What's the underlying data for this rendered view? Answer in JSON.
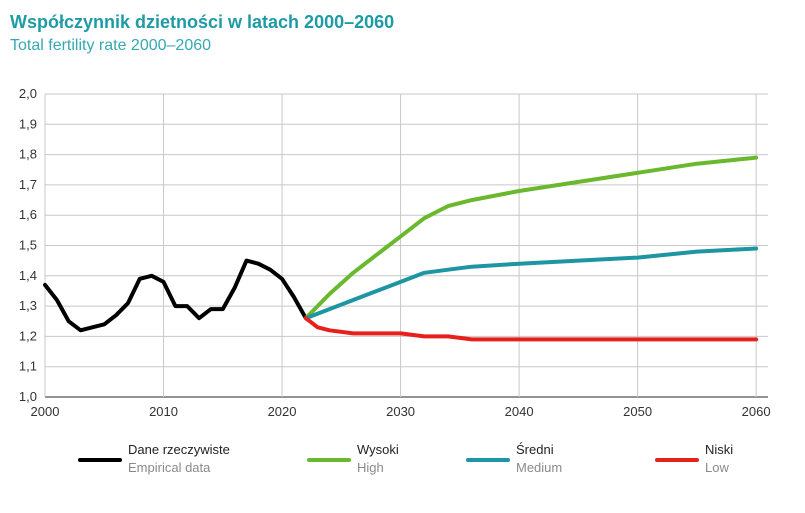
{
  "title": "Współczynnik dzietności w latach 2000–2060",
  "subtitle": "Total fertility rate 2000–2060",
  "legend": {
    "empirical": {
      "pl": "Dane rzeczywiste",
      "en": "Empirical data"
    },
    "high": {
      "pl": "Wysoki",
      "en": "High"
    },
    "medium": {
      "pl": "Średni",
      "en": "Medium"
    },
    "low": {
      "pl": "Niski",
      "en": "Low"
    }
  },
  "colors": {
    "empirical": "#000000",
    "high": "#6ab82e",
    "medium": "#1e95a3",
    "low": "#e8201c",
    "grid": "#c8c8c8"
  },
  "chart_data": {
    "type": "line",
    "title": "Współczynnik dzietności w latach 2000–2060",
    "subtitle": "Total fertility rate 2000–2060",
    "xlim": [
      2000,
      2061
    ],
    "ylim": [
      1.0,
      2.0
    ],
    "x_ticks": [
      "2000",
      "2010",
      "2020",
      "2030",
      "2040",
      "2050",
      "2060"
    ],
    "y_ticks": [
      "1,0",
      "1,1",
      "1,2",
      "1,3",
      "1,4",
      "1,5",
      "1,6",
      "1,7",
      "1,8",
      "1,9",
      "2,0"
    ],
    "grid": true,
    "legend_position": "bottom",
    "series": [
      {
        "name": "Dane rzeczywiste / Empirical data",
        "key": "empirical",
        "x": [
          2000,
          2001,
          2002,
          2003,
          2004,
          2005,
          2006,
          2007,
          2008,
          2009,
          2010,
          2011,
          2012,
          2013,
          2014,
          2015,
          2016,
          2017,
          2018,
          2019,
          2020,
          2021,
          2022
        ],
        "y": [
          1.37,
          1.32,
          1.25,
          1.22,
          1.23,
          1.24,
          1.27,
          1.31,
          1.39,
          1.4,
          1.38,
          1.3,
          1.3,
          1.26,
          1.29,
          1.29,
          1.36,
          1.45,
          1.44,
          1.42,
          1.39,
          1.33,
          1.26
        ]
      },
      {
        "name": "Wysoki / High",
        "key": "high",
        "x": [
          2022,
          2024,
          2026,
          2028,
          2030,
          2032,
          2034,
          2036,
          2040,
          2045,
          2050,
          2055,
          2060
        ],
        "y": [
          1.26,
          1.34,
          1.41,
          1.47,
          1.53,
          1.59,
          1.63,
          1.65,
          1.68,
          1.71,
          1.74,
          1.77,
          1.79
        ]
      },
      {
        "name": "Średni / Medium",
        "key": "medium",
        "x": [
          2022,
          2024,
          2026,
          2028,
          2030,
          2032,
          2034,
          2036,
          2040,
          2045,
          2050,
          2055,
          2060
        ],
        "y": [
          1.26,
          1.29,
          1.32,
          1.35,
          1.38,
          1.41,
          1.42,
          1.43,
          1.44,
          1.45,
          1.46,
          1.48,
          1.49
        ]
      },
      {
        "name": "Niski / Low",
        "key": "low",
        "x": [
          2022,
          2023,
          2024,
          2026,
          2028,
          2030,
          2032,
          2034,
          2036,
          2040,
          2045,
          2050,
          2055,
          2060
        ],
        "y": [
          1.26,
          1.23,
          1.22,
          1.21,
          1.21,
          1.21,
          1.2,
          1.2,
          1.19,
          1.19,
          1.19,
          1.19,
          1.19,
          1.19
        ]
      }
    ]
  }
}
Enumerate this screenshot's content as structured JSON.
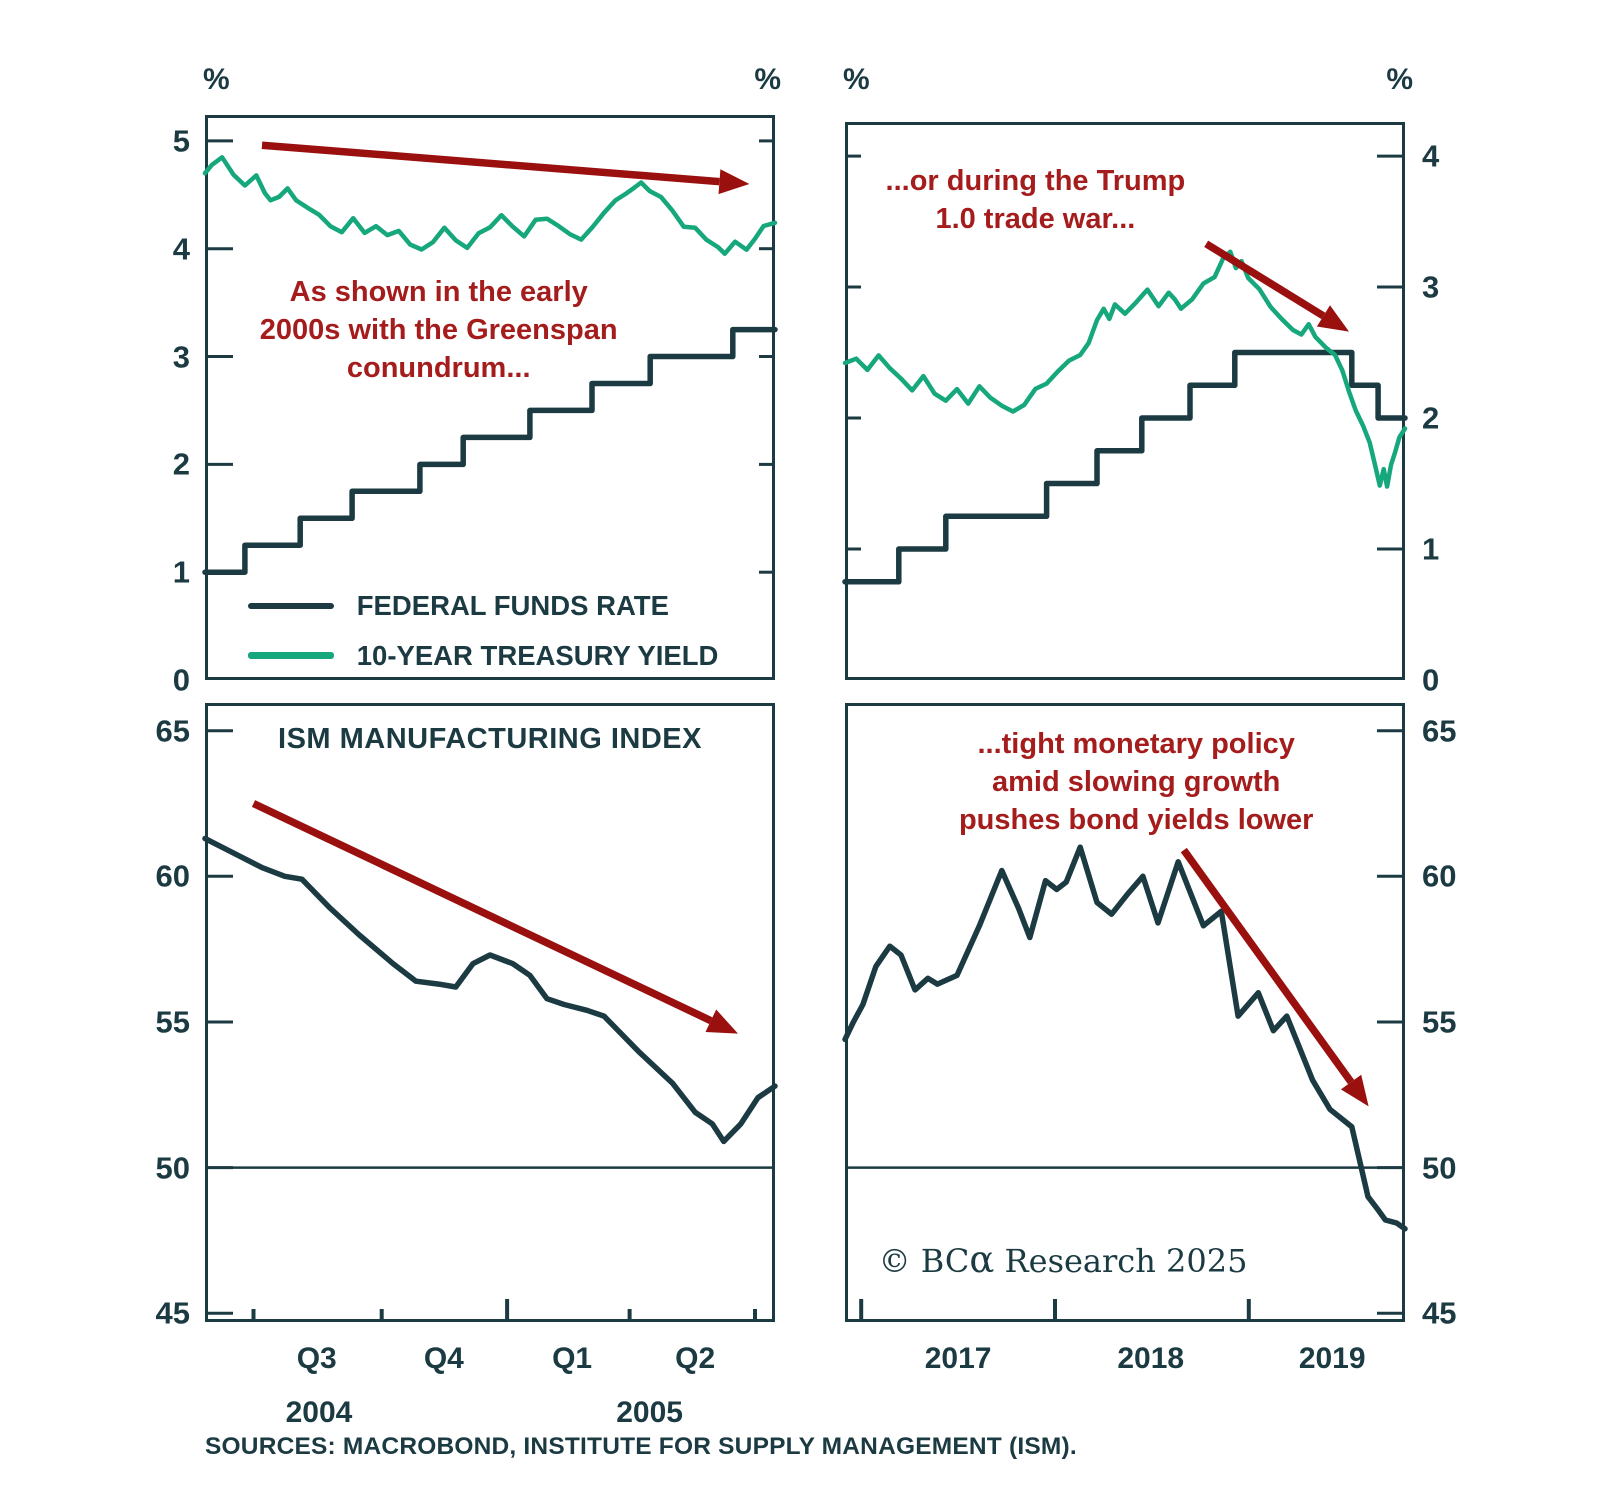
{
  "colors": {
    "dark": "#1b3a42",
    "green": "#16a77c",
    "red_text": "#a51c1c",
    "red_arrow": "#9a100f",
    "background": "#ffffff"
  },
  "legend": {
    "items": [
      {
        "label": "FEDERAL FUNDS RATE",
        "color": "dark"
      },
      {
        "label": "10-YEAR TREASURY YIELD",
        "color": "green"
      }
    ]
  },
  "sources": "SOURCES: MACROBOND, INSTITUTE FOR SUPPLY MANAGEMENT (ISM).",
  "copyright": {
    "prefix": "© BC",
    "alpha": "α",
    "suffix": " Research 2025"
  },
  "chart_data": [
    {
      "id": "fed-funds-vs-10y-greenspan-2004-2005",
      "type": "line",
      "unit_left": "%",
      "unit_right": "%",
      "ylim": [
        0,
        5.24
      ],
      "yticks": {
        "side": "left",
        "values": [
          0,
          1,
          2,
          3,
          4,
          5
        ],
        "labels": [
          "0",
          "1",
          "2",
          "3",
          "4",
          "5"
        ]
      },
      "mirror_ticks": true,
      "annotation": "As shown in the early\n2000s with the Greenspan\nconundrum...",
      "arrow": {
        "from": [
          0.1,
          4.96
        ],
        "to": [
          0.955,
          4.6
        ]
      },
      "series": [
        {
          "name": "FEDERAL FUNDS RATE",
          "slug": "federal-funds-rate",
          "type": "step",
          "color": "dark",
          "w": 5.5,
          "points": [
            [
              0,
              1.0
            ],
            [
              0.07,
              1.25
            ],
            [
              0.167,
              1.5
            ],
            [
              0.258,
              1.75
            ],
            [
              0.377,
              2.0
            ],
            [
              0.453,
              2.25
            ],
            [
              0.57,
              2.5
            ],
            [
              0.679,
              2.75
            ],
            [
              0.781,
              3.0
            ],
            [
              0.926,
              3.25
            ]
          ]
        },
        {
          "name": "10-YEAR TREASURY YIELD",
          "slug": "treasury-10y",
          "type": "line",
          "color": "green",
          "w": 4.5,
          "noise": 2.6,
          "points": [
            [
              0,
              4.7
            ],
            [
              0.012,
              4.78
            ],
            [
              0.03,
              4.85
            ],
            [
              0.05,
              4.67
            ],
            [
              0.07,
              4.61
            ],
            [
              0.09,
              4.66
            ],
            [
              0.105,
              4.52
            ],
            [
              0.115,
              4.45
            ],
            [
              0.13,
              4.49
            ],
            [
              0.145,
              4.56
            ],
            [
              0.16,
              4.45
            ],
            [
              0.18,
              4.39
            ],
            [
              0.2,
              4.3
            ],
            [
              0.22,
              4.22
            ],
            [
              0.24,
              4.15
            ],
            [
              0.26,
              4.28
            ],
            [
              0.28,
              4.15
            ],
            [
              0.3,
              4.21
            ],
            [
              0.32,
              4.12
            ],
            [
              0.34,
              4.17
            ],
            [
              0.36,
              4.04
            ],
            [
              0.38,
              3.98
            ],
            [
              0.4,
              4.08
            ],
            [
              0.42,
              4.18
            ],
            [
              0.44,
              4.08
            ],
            [
              0.46,
              4.02
            ],
            [
              0.48,
              4.12
            ],
            [
              0.5,
              4.22
            ],
            [
              0.52,
              4.3
            ],
            [
              0.54,
              4.2
            ],
            [
              0.56,
              4.13
            ],
            [
              0.58,
              4.25
            ],
            [
              0.6,
              4.29
            ],
            [
              0.62,
              4.21
            ],
            [
              0.64,
              4.13
            ],
            [
              0.66,
              4.09
            ],
            [
              0.68,
              4.2
            ],
            [
              0.7,
              4.33
            ],
            [
              0.72,
              4.45
            ],
            [
              0.74,
              4.52
            ],
            [
              0.765,
              4.6
            ],
            [
              0.78,
              4.55
            ],
            [
              0.8,
              4.47
            ],
            [
              0.82,
              4.35
            ],
            [
              0.84,
              4.22
            ],
            [
              0.86,
              4.17
            ],
            [
              0.88,
              4.1
            ],
            [
              0.9,
              4.01
            ],
            [
              0.912,
              3.94
            ],
            [
              0.93,
              4.08
            ],
            [
              0.95,
              3.99
            ],
            [
              0.965,
              4.1
            ],
            [
              0.98,
              4.22
            ],
            [
              1,
              4.24
            ]
          ]
        }
      ]
    },
    {
      "id": "fed-funds-vs-10y-trade-war-2017-2019",
      "type": "line",
      "unit_left": "%",
      "unit_right": "%",
      "ylim": [
        0,
        4.26
      ],
      "yticks": {
        "side": "right",
        "values": [
          0,
          1,
          2,
          3,
          4
        ],
        "labels": [
          "0",
          "1",
          "2",
          "3",
          "4"
        ]
      },
      "mirror_ticks": true,
      "annotation": "...or during the Trump\n1.0 trade war...",
      "arrow": {
        "from": [
          0.645,
          3.33
        ],
        "to": [
          0.9,
          2.66
        ]
      },
      "series": [
        {
          "name": "FEDERAL FUNDS RATE",
          "slug": "federal-funds-rate",
          "type": "step",
          "color": "dark",
          "w": 5.5,
          "points": [
            [
              0,
              0.75
            ],
            [
              0.096,
              1.0
            ],
            [
              0.18,
              1.25
            ],
            [
              0.36,
              1.5
            ],
            [
              0.45,
              1.75
            ],
            [
              0.53,
              2.0
            ],
            [
              0.616,
              2.25
            ],
            [
              0.696,
              2.5
            ],
            [
              0.905,
              2.25
            ],
            [
              0.952,
              2.0
            ]
          ]
        },
        {
          "name": "10-YEAR TREASURY YIELD",
          "slug": "treasury-10y",
          "type": "line",
          "color": "green",
          "w": 4.5,
          "noise": 3.0,
          "points": [
            [
              0,
              2.42
            ],
            [
              0.02,
              2.47
            ],
            [
              0.04,
              2.35
            ],
            [
              0.06,
              2.49
            ],
            [
              0.08,
              2.38
            ],
            [
              0.1,
              2.29
            ],
            [
              0.12,
              2.23
            ],
            [
              0.14,
              2.3
            ],
            [
              0.16,
              2.2
            ],
            [
              0.18,
              2.13
            ],
            [
              0.2,
              2.21
            ],
            [
              0.22,
              2.13
            ],
            [
              0.24,
              2.22
            ],
            [
              0.26,
              2.17
            ],
            [
              0.28,
              2.09
            ],
            [
              0.3,
              2.04
            ],
            [
              0.32,
              2.12
            ],
            [
              0.34,
              2.2
            ],
            [
              0.36,
              2.28
            ],
            [
              0.38,
              2.35
            ],
            [
              0.4,
              2.43
            ],
            [
              0.42,
              2.5
            ],
            [
              0.435,
              2.57
            ],
            [
              0.45,
              2.74
            ],
            [
              0.462,
              2.84
            ],
            [
              0.472,
              2.77
            ],
            [
              0.482,
              2.87
            ],
            [
              0.5,
              2.79
            ],
            [
              0.52,
              2.9
            ],
            [
              0.54,
              2.96
            ],
            [
              0.56,
              2.87
            ],
            [
              0.578,
              2.94
            ],
            [
              0.6,
              2.83
            ],
            [
              0.62,
              2.92
            ],
            [
              0.64,
              3.01
            ],
            [
              0.66,
              3.09
            ],
            [
              0.675,
              3.2
            ],
            [
              0.688,
              3.25
            ],
            [
              0.698,
              3.15
            ],
            [
              0.708,
              3.22
            ],
            [
              0.72,
              3.08
            ],
            [
              0.74,
              2.97
            ],
            [
              0.76,
              2.86
            ],
            [
              0.78,
              2.75
            ],
            [
              0.8,
              2.67
            ],
            [
              0.815,
              2.63
            ],
            [
              0.828,
              2.7
            ],
            [
              0.84,
              2.61
            ],
            [
              0.86,
              2.54
            ],
            [
              0.875,
              2.46
            ],
            [
              0.888,
              2.35
            ],
            [
              0.9,
              2.2
            ],
            [
              0.912,
              2.05
            ],
            [
              0.925,
              1.92
            ],
            [
              0.937,
              1.8
            ],
            [
              0.948,
              1.62
            ],
            [
              0.955,
              1.5
            ],
            [
              0.962,
              1.6
            ],
            [
              0.968,
              1.48
            ],
            [
              0.975,
              1.62
            ],
            [
              0.982,
              1.74
            ],
            [
              0.99,
              1.85
            ],
            [
              1,
              1.92
            ]
          ]
        }
      ]
    },
    {
      "id": "ism-manufacturing-2004-2005",
      "type": "line",
      "title": "ISM MANUFACTURING INDEX",
      "ylim": [
        44.7,
        65.95
      ],
      "yticks": {
        "side": "left",
        "values": [
          45,
          50,
          55,
          60,
          65
        ],
        "labels": [
          "45",
          "50",
          "55",
          "60",
          "65"
        ]
      },
      "hline": 50,
      "arrow": {
        "from": [
          0.085,
          62.5
        ],
        "to": [
          0.935,
          54.6
        ]
      },
      "xticks": [
        {
          "fx": 0.085,
          "tall": false
        },
        {
          "fx": 0.31,
          "tall": false
        },
        {
          "fx": 0.53,
          "tall": true
        },
        {
          "fx": 0.745,
          "tall": false
        },
        {
          "fx": 0.965,
          "tall": false
        }
      ],
      "xlabels": [
        {
          "fx": 0.196,
          "text": "Q3",
          "row": 1
        },
        {
          "fx": 0.419,
          "text": "Q4",
          "row": 1
        },
        {
          "fx": 0.644,
          "text": "Q1",
          "row": 1
        },
        {
          "fx": 0.86,
          "text": "Q2",
          "row": 1
        },
        {
          "fx": 0.2,
          "text": "2004",
          "row": 2
        },
        {
          "fx": 0.78,
          "text": "2005",
          "row": 2
        }
      ],
      "series": [
        {
          "name": "ISM MANUFACTURING INDEX",
          "slug": "ism-manufacturing-index",
          "type": "line",
          "color": "dark",
          "w": 5.5,
          "points": [
            [
              0,
              61.3
            ],
            [
              0.06,
              60.7
            ],
            [
              0.1,
              60.3
            ],
            [
              0.14,
              60.0
            ],
            [
              0.17,
              59.9
            ],
            [
              0.22,
              58.9
            ],
            [
              0.27,
              58.0
            ],
            [
              0.33,
              57.0
            ],
            [
              0.37,
              56.4
            ],
            [
              0.41,
              56.3
            ],
            [
              0.44,
              56.2
            ],
            [
              0.47,
              57.0
            ],
            [
              0.5,
              57.3
            ],
            [
              0.54,
              57.0
            ],
            [
              0.57,
              56.6
            ],
            [
              0.6,
              55.8
            ],
            [
              0.63,
              55.6
            ],
            [
              0.67,
              55.4
            ],
            [
              0.7,
              55.2
            ],
            [
              0.76,
              54.0
            ],
            [
              0.82,
              52.9
            ],
            [
              0.86,
              51.9
            ],
            [
              0.89,
              51.5
            ],
            [
              0.91,
              50.9
            ],
            [
              0.94,
              51.5
            ],
            [
              0.97,
              52.4
            ],
            [
              1,
              52.8
            ]
          ]
        }
      ]
    },
    {
      "id": "ism-manufacturing-2017-2019",
      "type": "line",
      "ylim": [
        44.7,
        65.95
      ],
      "yticks": {
        "side": "right",
        "values": [
          45,
          50,
          55,
          60,
          65
        ],
        "labels": [
          "45",
          "50",
          "55",
          "60",
          "65"
        ]
      },
      "hline": 50,
      "annotation": "...tight monetary policy\namid slowing growth\npushes bond yields lower",
      "arrow": {
        "from": [
          0.605,
          60.9
        ],
        "to": [
          0.935,
          52.1
        ]
      },
      "xticks": [
        {
          "fx": 0.029,
          "tall": true
        },
        {
          "fx": 0.375,
          "tall": true
        },
        {
          "fx": 0.721,
          "tall": true
        }
      ],
      "xlabels": [
        {
          "fx": 0.202,
          "text": "2017",
          "row": 1
        },
        {
          "fx": 0.546,
          "text": "2018",
          "row": 1
        },
        {
          "fx": 0.87,
          "text": "2019",
          "row": 1
        }
      ],
      "series": [
        {
          "name": "ISM MANUFACTURING INDEX",
          "slug": "ism-manufacturing-index",
          "type": "line",
          "color": "dark",
          "w": 5.5,
          "points": [
            [
              0,
              54.4
            ],
            [
              0.015,
              55.0
            ],
            [
              0.032,
              55.6
            ],
            [
              0.055,
              56.9
            ],
            [
              0.08,
              57.6
            ],
            [
              0.1,
              57.3
            ],
            [
              0.125,
              56.1
            ],
            [
              0.148,
              56.5
            ],
            [
              0.165,
              56.3
            ],
            [
              0.2,
              56.6
            ],
            [
              0.24,
              58.3
            ],
            [
              0.28,
              60.2
            ],
            [
              0.31,
              58.9
            ],
            [
              0.33,
              57.9
            ],
            [
              0.358,
              59.85
            ],
            [
              0.378,
              59.55
            ],
            [
              0.395,
              59.8
            ],
            [
              0.42,
              61.0
            ],
            [
              0.45,
              59.1
            ],
            [
              0.476,
              58.7
            ],
            [
              0.505,
              59.4
            ],
            [
              0.532,
              60.0
            ],
            [
              0.559,
              58.4
            ],
            [
              0.595,
              60.5
            ],
            [
              0.64,
              58.3
            ],
            [
              0.672,
              58.8
            ],
            [
              0.702,
              55.2
            ],
            [
              0.738,
              56.0
            ],
            [
              0.765,
              54.7
            ],
            [
              0.789,
              55.2
            ],
            [
              0.835,
              53.0
            ],
            [
              0.866,
              52.0
            ],
            [
              0.905,
              51.4
            ],
            [
              0.934,
              49.0
            ],
            [
              0.95,
              48.6
            ],
            [
              0.965,
              48.2
            ],
            [
              0.985,
              48.1
            ],
            [
              1,
              47.9
            ]
          ]
        }
      ]
    }
  ]
}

TASK: Identify and copy lines that hold the string "subtitle".

FULL OUTPUT:
  "subtitle": "Total fertility rate 2000–2060",
    "subtitle": "Total fertility rate 2000–2060",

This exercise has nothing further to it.